#### Problem requirements:
An exact copy of every record is needed.

#### Supplied information:
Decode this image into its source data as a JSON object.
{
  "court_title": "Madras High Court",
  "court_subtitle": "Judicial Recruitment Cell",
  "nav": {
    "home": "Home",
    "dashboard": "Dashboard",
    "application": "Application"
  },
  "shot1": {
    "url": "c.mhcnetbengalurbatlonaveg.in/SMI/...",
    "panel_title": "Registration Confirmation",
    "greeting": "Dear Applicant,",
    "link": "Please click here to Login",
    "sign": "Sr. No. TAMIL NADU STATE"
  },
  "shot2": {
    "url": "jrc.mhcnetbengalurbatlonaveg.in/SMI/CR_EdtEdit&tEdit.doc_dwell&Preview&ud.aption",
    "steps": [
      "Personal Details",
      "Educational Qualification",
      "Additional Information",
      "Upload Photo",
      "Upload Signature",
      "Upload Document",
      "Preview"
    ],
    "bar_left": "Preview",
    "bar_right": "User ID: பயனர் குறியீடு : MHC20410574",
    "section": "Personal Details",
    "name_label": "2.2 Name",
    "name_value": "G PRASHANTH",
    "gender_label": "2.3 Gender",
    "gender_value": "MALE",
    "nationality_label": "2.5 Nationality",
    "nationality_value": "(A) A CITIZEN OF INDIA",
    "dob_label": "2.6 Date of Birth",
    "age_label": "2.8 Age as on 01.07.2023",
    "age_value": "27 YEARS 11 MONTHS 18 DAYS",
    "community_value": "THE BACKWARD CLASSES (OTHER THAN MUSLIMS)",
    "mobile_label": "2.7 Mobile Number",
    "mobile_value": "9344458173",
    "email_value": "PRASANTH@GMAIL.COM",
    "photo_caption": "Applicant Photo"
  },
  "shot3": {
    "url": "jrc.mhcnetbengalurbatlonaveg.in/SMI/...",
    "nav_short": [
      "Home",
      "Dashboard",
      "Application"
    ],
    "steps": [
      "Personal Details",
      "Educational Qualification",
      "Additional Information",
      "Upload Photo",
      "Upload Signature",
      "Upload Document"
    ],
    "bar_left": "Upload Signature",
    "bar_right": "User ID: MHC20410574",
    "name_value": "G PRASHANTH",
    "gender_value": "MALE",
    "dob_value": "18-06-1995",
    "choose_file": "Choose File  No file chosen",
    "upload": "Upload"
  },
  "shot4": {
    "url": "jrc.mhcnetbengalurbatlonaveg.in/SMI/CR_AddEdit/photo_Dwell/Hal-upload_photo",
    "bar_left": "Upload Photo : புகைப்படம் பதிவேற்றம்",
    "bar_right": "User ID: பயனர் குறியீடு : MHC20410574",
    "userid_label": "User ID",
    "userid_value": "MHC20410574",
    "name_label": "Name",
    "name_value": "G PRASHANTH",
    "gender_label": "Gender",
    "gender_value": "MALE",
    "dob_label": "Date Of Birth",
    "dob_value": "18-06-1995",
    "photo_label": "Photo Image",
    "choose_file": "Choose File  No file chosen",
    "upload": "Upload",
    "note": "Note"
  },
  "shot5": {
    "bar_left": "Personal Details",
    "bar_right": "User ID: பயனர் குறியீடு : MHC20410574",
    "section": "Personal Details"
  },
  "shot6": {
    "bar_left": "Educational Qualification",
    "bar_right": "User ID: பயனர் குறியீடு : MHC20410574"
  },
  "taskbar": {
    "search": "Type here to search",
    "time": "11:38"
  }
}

#### Exercise response:
Decode this image into its source data as a JSON object.
{
  "court_title": "Madras High Court",
  "court_subtitle": "Judicial Recruitment Cell",
  "nav": {
    "home": "Home",
    "dashboard": "Dashboard",
    "application": "Application"
  },
  "shot1": {
    "url": "c.mhcnetbengalurbatlonaveg.in/SMI/...",
    "panel_title": "Registration Confirmation",
    "greeting": "Dear Applicant,",
    "link": "Please click here to Login",
    "sign": "Sr. No. TAMIL NADU STATE"
  },
  "shot2": {
    "url": "jrc.mhcnetbengalurbatlonaveg.in/SMI/CR_EdtEdit&tEdit.doc_dwell&Preview&ud.aption",
    "steps": [
      "Personal Details",
      "Educational Qualification",
      "Additional Information",
      "Upload Photo",
      "Upload Signature",
      "Upload Document",
      "Preview"
    ],
    "bar_left": "Preview",
    "bar_right": "User ID: பயனர் குறியீடு : MHC20410574",
    "section": "Personal Details",
    "name_label": "2.2 Name",
    "name_value": "G PRASHANTH",
    "gender_label": "2.3 Gender",
    "gender_value": "MALE",
    "nationality_label": "2.5 Nationality",
    "nationality_value": "(A) A CITIZEN OF INDIA",
    "dob_label": "2.6 Date of Birth",
    "age_label": "2.8 Age as on 01.07.2023",
    "age_value": "27 YEARS 11 MONTHS 18 DAYS",
    "community_value": "THE BACKWARD CLASSES (OTHER THAN MUSLIMS)",
    "mobile_label": "2.7 Mobile Number",
    "mobile_value": "9344458173",
    "email_value": "PRASANTH@GMAIL.COM",
    "photo_caption": "Applicant Photo"
  },
  "shot3": {
    "url": "jrc.mhcnetbengalurbatlonaveg.in/SMI/...",
    "nav_short": [
      "Home",
      "Dashboard",
      "Application"
    ],
    "steps": [
      "Personal Details",
      "Educational Qualification",
      "Additional Information",
      "Upload Photo",
      "Upload Signature",
      "Upload Document"
    ],
    "bar_left": "Upload Signature",
    "bar_right": "User ID: MHC20410574",
    "name_value": "G PRASHANTH",
    "gender_value": "MALE",
    "dob_value": "18-06-1995",
    "choose_file": "Choose File  No file chosen",
    "upload": "Upload"
  },
  "shot4": {
    "url": "jrc.mhcnetbengalurbatlonaveg.in/SMI/CR_AddEdit/photo_Dwell/Hal-upload_photo",
    "bar_left": "Upload Photo : புகைப்படம் பதிவேற்றம்",
    "bar_right": "User ID: பயனர் குறியீடு : MHC20410574",
    "userid_label": "User ID",
    "userid_value": "MHC20410574",
    "name_label": "Name",
    "name_value": "G PRASHANTH",
    "gender_label": "Gender",
    "gender_value": "MALE",
    "dob_label": "Date Of Birth",
    "dob_value": "18-06-1995",
    "photo_label": "Photo Image",
    "choose_file": "Choose File  No file chosen",
    "upload": "Upload",
    "note": "Note"
  },
  "shot5": {
    "bar_left": "Personal Details",
    "bar_right": "User ID: பயனர் குறியீடு : MHC20410574",
    "section": "Personal Details"
  },
  "shot6": {
    "bar_left": "Educational Qualification",
    "bar_right": "User ID: பயனர் குறியீடு : MHC20410574"
  },
  "taskbar": {
    "search": "Type here to search",
    "time": "11:38"
  }
}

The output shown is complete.